== Aim of the exercise ==
Print each record exactly as it appears, but drop the images.

*** Opening Records shown ***

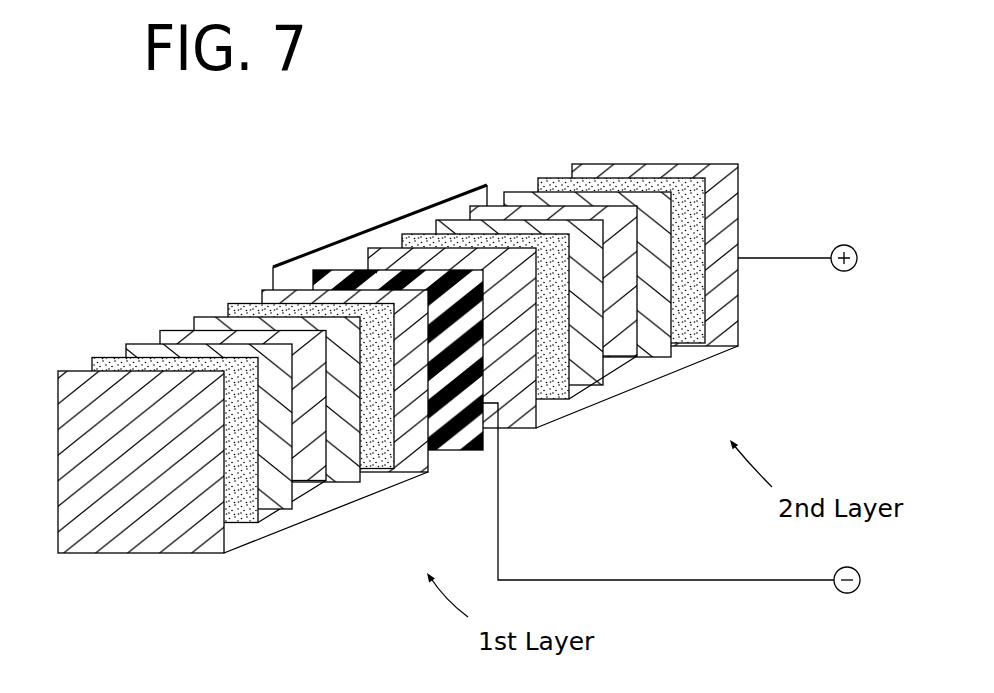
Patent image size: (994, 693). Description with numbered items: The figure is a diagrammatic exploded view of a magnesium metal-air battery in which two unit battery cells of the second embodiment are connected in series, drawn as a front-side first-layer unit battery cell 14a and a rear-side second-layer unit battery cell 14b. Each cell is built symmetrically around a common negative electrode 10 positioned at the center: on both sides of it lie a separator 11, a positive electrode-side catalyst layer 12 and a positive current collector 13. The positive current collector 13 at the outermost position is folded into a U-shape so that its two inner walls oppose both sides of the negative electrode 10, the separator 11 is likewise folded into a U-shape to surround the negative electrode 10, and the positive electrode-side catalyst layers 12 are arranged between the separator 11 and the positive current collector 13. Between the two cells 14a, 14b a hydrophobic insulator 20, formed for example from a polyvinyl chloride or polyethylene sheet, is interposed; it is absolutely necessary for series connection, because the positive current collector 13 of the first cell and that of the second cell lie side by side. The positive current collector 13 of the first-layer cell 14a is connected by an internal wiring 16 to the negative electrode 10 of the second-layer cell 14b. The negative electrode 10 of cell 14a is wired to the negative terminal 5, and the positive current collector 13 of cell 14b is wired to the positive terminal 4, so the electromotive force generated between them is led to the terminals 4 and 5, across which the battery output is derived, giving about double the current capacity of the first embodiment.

The positive terminal 4 is at (852, 247).
The negative terminal 5 is at (856, 570).
The negative electrode 10 is at (340, 483).
The separator 11 is at (310, 508).
The positive electrode-side catalyst layer 12 is at (280, 537).
The positive current collector 13 is at (227, 555).
The unit battery cell of the front-side first layer 14a is at (244, 243).
The unit battery cell of the rear-side second layer 14b is at (553, 118).
The internal wiring 16 is at (334, 246).
The hydrophobic insulator 20 is at (322, 281).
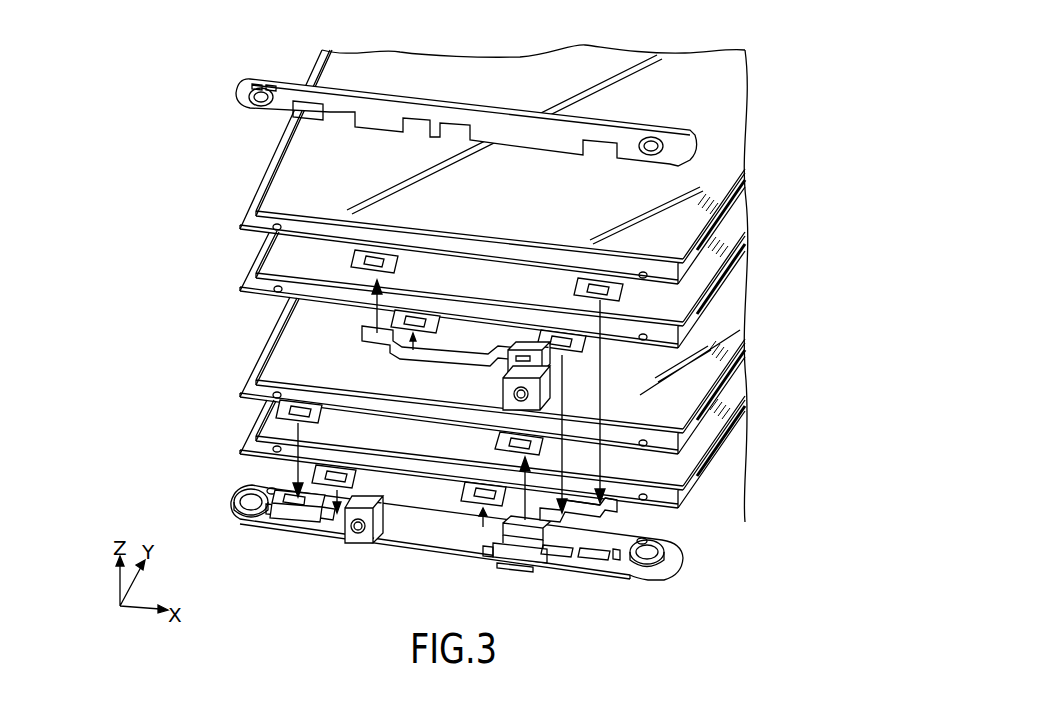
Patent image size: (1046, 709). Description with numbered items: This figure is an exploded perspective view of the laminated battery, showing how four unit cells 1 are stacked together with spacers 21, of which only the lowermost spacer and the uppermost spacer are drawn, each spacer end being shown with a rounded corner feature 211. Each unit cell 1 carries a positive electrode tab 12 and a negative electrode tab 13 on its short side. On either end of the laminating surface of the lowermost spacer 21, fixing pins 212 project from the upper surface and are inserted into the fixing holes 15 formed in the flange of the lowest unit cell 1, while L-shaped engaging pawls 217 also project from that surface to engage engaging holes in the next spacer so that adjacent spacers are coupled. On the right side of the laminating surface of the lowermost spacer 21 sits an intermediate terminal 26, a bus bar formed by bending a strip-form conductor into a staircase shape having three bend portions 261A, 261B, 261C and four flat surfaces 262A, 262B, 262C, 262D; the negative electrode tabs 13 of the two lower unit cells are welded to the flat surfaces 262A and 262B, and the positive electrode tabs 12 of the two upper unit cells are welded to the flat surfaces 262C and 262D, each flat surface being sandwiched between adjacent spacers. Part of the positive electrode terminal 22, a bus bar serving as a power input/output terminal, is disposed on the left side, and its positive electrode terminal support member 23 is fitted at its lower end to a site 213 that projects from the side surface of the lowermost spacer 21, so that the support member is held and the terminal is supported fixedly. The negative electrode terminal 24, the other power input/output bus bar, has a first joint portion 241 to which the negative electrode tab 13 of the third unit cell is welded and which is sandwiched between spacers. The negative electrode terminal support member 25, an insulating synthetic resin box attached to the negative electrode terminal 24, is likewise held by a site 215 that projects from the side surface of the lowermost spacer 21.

The unit cell 1 is at (240, 214).
The positive electrode tab 12 is at (578, 284).
The negative electrode tab 13 is at (360, 262).
The fixing hole 15 is at (272, 449).
The spacer 21 is at (292, 63).
The through hole 211 is at (246, 97).
The fixing pin 212 is at (267, 492).
The site (first holding portion) 213 is at (358, 538).
The site (first holding portion) 215 is at (512, 570).
The engaging pawl 217 is at (268, 516).
The positive electrode terminal 22 is at (337, 528).
The positive electrode terminal support member 23 is at (378, 548).
The negative electrode terminal 24 is at (530, 394).
The first joint portion 241 is at (405, 355).
The negative electrode terminal support member 25 is at (520, 368).
The intermediate terminal 26 is at (612, 511).
The bend portion 261A is at (490, 558).
The bend portion 261B is at (555, 560).
The bend portion 261C is at (596, 562).
The flat surface 262A is at (503, 532).
The flat surface 262B is at (500, 552).
The flat surface 262C is at (583, 502).
The flat surface 262D is at (608, 507).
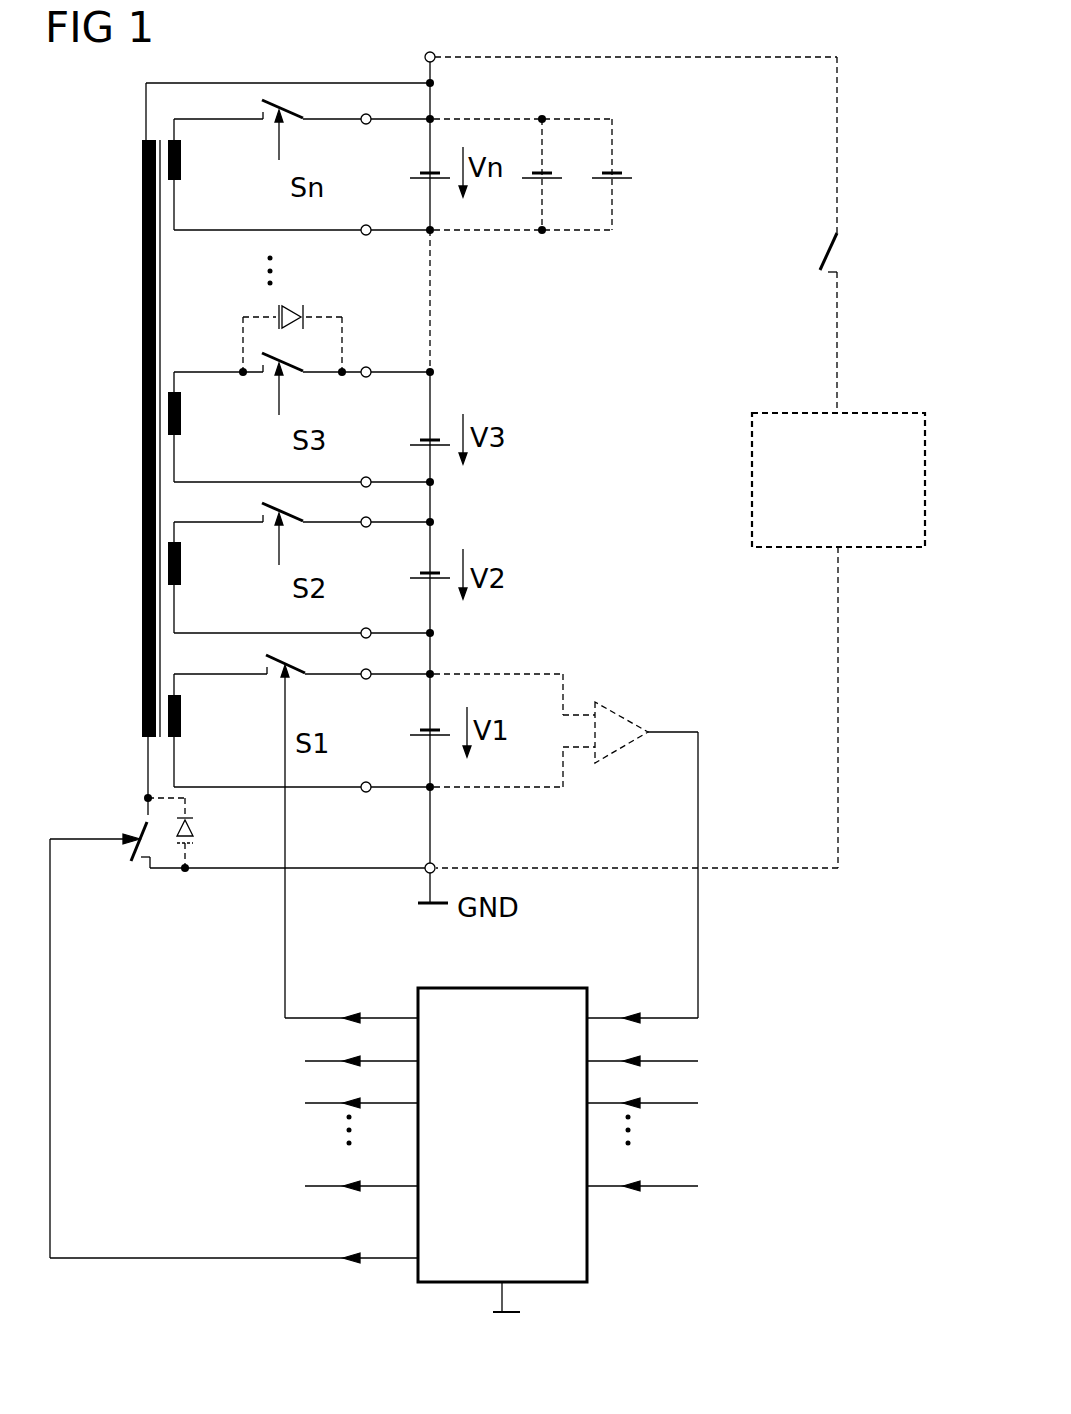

*** Closing Records shown ***

== Reply to the exercise ==
Patent image size: (994, 693). Description with numbered items: The figure is a diagrammatic exploded view of a magnesium metal-air battery in which two unit battery cells of the second embodiment are connected in series, drawn as a front-side first-layer unit battery cell 14a and a rear-side second-layer unit battery cell 14b. Each cell is built symmetrically around a common negative electrode 10 positioned at the center: on both sides of it lie a separator 11, a positive electrode-side catalyst layer 12 and a positive current collector 13. The positive current collector 13 at the outermost position is folded into a U-shape so that its two inner walls oppose both sides of the negative electrode 10, the separator 11 is likewise folded into a U-shape to surround the negative electrode 10, and the positive electrode-side catalyst layers 12 are arranged between the separator 11 and the positive current collector 13. Between the two cells 14a, 14b a hydrophobic insulator 20, formed for example from a polyvinyl chloride or polyethylene sheet, is interposed; it is absolutely necessary for series connection, because the positive current collector 13 of the first cell and that of the second cell lie side by side. The positive current collector 13 of the first-layer cell 14a is connected by an internal wiring 16 to the negative electrode 10 of the second-layer cell 14b. The negative electrode 10 of cell 14a is wired to the negative terminal 5, and the positive current collector 13 of cell 14b is wired to the positive terminal 4, so the electromotive force generated between them is led to the terminals 4 and 5, across which the battery output is derived, giving about double the current capacity of the first embodiment.

The positive terminal 4 is at (852, 247).
The negative terminal 5 is at (856, 570).
The negative electrode 10 is at (340, 483).
The separator 11 is at (310, 508).
The positive electrode-side catalyst layer 12 is at (280, 537).
The positive current collector 13 is at (227, 555).
The unit battery cell of the front-side first layer 14a is at (244, 243).
The unit battery cell of the rear-side second layer 14b is at (553, 118).
The internal wiring 16 is at (334, 246).
The hydrophobic insulator 20 is at (322, 281).
Patent image size: (1046, 709). Description with numbered items: This figure is an exploded perspective view of the laminated battery, showing how four unit cells 1 are stacked together with spacers 21, of which only the lowermost spacer and the uppermost spacer are drawn, each spacer end being shown with a rounded corner feature 211. Each unit cell 1 carries a positive electrode tab 12 and a negative electrode tab 13 on its short side. On either end of the laminating surface of the lowermost spacer 21, fixing pins 212 project from the upper surface and are inserted into the fixing holes 15 formed in the flange of the lowest unit cell 1, while L-shaped engaging pawls 217 also project from that surface to engage engaging holes in the next spacer so that adjacent spacers are coupled. On the right side of the laminating surface of the lowermost spacer 21 sits an intermediate terminal 26, a bus bar formed by bending a strip-form conductor into a staircase shape having three bend portions 261A, 261B, 261C and four flat surfaces 262A, 262B, 262C, 262D; the negative electrode tabs 13 of the two lower unit cells are welded to the flat surfaces 262A and 262B, and the positive electrode tabs 12 of the two upper unit cells are welded to the flat surfaces 262C and 262D, each flat surface being sandwiched between adjacent spacers. Part of the positive electrode terminal 22, a bus bar serving as a power input/output terminal, is disposed on the left side, and its positive electrode terminal support member 23 is fitted at its lower end to a site 213 that projects from the side surface of the lowermost spacer 21, so that the support member is held and the terminal is supported fixedly. The negative electrode terminal 24, the other power input/output bus bar, has a first joint portion 241 to which the negative electrode tab 13 of the third unit cell is welded and which is sandwiched between spacers. The negative electrode terminal support member 25, an insulating synthetic resin box attached to the negative electrode terminal 24, is likewise held by a site 215 that projects from the side surface of the lowermost spacer 21.

The unit cell 1 is at (240, 214).
The positive electrode tab 12 is at (578, 284).
The negative electrode tab 13 is at (360, 262).
The fixing hole 15 is at (272, 449).
The spacer 21 is at (292, 63).
The through hole 211 is at (246, 97).
The fixing pin 212 is at (267, 492).
The site (first holding portion) 213 is at (358, 538).
The site (first holding portion) 215 is at (512, 570).
The engaging pawl 217 is at (268, 516).
The positive electrode terminal 22 is at (337, 528).
The positive electrode terminal support member 23 is at (378, 548).
The negative electrode terminal 24 is at (530, 394).
The first joint portion 241 is at (405, 355).
The negative electrode terminal support member 25 is at (520, 368).
The intermediate terminal 26 is at (612, 511).
The bend portion 261A is at (490, 558).
The bend portion 261B is at (555, 560).
The bend portion 261C is at (596, 562).
The flat surface 262A is at (503, 532).
The flat surface 262B is at (500, 552).
The flat surface 262C is at (583, 502).
The flat surface 262D is at (608, 507).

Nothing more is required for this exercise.